*Exercise instructions*:
Give only the number of lines where "Confirm" occurs.
# Data entries start
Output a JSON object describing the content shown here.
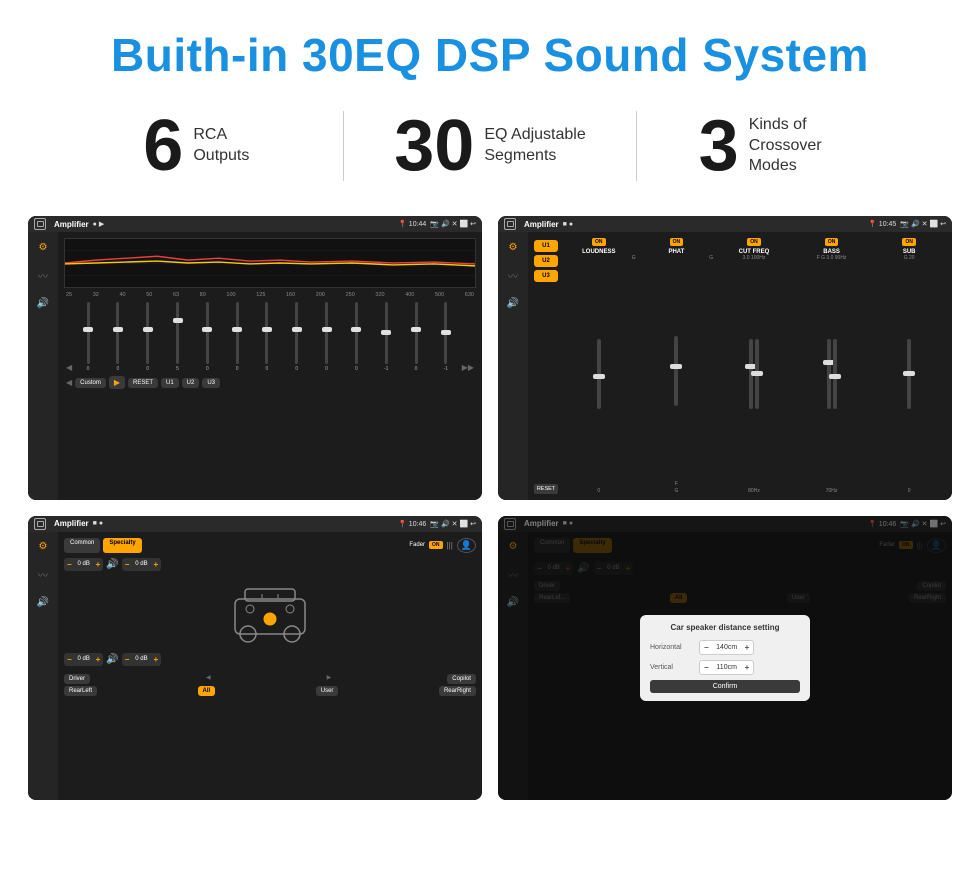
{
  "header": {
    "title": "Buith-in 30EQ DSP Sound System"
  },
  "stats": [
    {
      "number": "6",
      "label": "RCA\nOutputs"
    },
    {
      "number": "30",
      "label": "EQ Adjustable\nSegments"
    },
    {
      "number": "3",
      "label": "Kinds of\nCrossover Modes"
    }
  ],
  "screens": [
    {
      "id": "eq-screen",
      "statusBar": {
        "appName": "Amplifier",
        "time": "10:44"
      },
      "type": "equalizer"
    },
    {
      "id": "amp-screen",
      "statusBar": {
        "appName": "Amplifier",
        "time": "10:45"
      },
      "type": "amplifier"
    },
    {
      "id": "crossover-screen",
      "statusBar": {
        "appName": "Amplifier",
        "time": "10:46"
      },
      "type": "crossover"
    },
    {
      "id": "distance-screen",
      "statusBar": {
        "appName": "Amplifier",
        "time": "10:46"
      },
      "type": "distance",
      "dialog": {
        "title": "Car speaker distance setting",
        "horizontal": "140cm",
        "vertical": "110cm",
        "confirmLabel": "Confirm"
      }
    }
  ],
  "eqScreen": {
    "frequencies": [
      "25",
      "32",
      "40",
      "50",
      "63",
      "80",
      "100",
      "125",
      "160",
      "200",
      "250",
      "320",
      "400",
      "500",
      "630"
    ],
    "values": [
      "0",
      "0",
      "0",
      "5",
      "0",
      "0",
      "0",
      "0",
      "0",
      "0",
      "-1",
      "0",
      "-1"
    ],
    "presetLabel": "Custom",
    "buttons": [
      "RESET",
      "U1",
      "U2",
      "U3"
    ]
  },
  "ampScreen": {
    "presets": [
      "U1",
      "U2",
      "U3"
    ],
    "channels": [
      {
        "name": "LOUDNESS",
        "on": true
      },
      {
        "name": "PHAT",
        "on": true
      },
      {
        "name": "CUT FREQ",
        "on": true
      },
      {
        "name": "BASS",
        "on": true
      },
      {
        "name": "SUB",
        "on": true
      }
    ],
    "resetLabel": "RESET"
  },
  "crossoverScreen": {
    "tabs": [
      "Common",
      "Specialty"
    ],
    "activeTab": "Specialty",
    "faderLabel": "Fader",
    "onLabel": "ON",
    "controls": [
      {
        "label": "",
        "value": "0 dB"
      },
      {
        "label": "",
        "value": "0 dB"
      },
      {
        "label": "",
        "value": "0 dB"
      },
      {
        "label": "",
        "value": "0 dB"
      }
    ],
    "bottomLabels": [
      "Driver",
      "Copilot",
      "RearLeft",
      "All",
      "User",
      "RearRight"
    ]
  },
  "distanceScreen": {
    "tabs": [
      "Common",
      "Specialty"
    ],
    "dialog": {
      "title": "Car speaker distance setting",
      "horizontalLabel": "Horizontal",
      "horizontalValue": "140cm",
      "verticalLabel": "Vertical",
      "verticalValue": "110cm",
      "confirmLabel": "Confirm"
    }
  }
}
# Data entries end
# Data entries start
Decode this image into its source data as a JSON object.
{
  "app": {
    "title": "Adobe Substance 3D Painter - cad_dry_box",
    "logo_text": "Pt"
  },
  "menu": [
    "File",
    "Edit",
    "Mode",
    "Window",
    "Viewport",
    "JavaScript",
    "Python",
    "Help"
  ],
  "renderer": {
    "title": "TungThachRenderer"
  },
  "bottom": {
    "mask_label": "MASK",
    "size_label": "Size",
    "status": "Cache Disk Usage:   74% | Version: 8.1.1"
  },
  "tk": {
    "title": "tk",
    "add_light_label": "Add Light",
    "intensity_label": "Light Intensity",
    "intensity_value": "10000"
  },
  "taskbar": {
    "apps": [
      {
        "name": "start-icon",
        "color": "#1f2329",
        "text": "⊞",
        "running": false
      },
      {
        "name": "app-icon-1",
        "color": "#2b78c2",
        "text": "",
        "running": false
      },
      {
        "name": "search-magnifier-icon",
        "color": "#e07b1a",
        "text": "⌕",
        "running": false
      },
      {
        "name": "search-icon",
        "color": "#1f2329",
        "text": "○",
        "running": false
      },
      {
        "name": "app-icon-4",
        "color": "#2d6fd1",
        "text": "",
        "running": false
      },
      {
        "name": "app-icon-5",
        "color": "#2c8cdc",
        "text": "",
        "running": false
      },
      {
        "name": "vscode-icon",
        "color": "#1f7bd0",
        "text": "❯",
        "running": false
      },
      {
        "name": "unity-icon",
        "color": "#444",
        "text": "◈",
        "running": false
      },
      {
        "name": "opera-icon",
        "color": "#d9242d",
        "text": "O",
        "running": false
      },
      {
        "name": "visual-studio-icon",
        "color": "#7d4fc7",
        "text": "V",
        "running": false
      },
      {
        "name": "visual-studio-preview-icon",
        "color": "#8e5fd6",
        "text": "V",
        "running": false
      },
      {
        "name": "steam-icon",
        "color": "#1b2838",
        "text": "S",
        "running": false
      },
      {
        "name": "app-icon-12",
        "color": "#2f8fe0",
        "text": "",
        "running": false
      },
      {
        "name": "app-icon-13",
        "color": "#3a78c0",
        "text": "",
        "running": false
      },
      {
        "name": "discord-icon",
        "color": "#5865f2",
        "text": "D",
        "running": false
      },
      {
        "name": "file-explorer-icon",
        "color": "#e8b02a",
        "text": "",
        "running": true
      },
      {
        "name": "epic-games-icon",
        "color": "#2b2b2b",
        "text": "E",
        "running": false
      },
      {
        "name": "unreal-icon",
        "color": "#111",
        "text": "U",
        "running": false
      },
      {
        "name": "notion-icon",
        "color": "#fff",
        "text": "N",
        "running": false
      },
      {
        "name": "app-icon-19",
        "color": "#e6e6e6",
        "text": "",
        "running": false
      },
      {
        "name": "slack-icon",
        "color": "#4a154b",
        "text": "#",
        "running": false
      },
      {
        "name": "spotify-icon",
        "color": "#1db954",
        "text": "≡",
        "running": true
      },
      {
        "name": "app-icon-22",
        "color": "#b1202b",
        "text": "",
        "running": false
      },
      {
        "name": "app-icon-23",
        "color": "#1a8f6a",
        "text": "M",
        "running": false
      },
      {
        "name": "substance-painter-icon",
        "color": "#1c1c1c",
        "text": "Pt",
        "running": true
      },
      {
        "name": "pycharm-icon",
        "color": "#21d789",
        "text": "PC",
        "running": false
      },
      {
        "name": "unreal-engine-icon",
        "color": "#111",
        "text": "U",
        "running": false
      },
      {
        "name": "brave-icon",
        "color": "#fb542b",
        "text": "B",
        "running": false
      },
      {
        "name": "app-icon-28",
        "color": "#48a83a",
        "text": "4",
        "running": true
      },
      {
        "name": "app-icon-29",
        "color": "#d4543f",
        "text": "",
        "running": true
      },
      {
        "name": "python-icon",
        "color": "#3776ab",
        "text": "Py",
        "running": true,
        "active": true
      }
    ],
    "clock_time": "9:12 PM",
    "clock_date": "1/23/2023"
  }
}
# Data entries end
*Solved exercise*:
2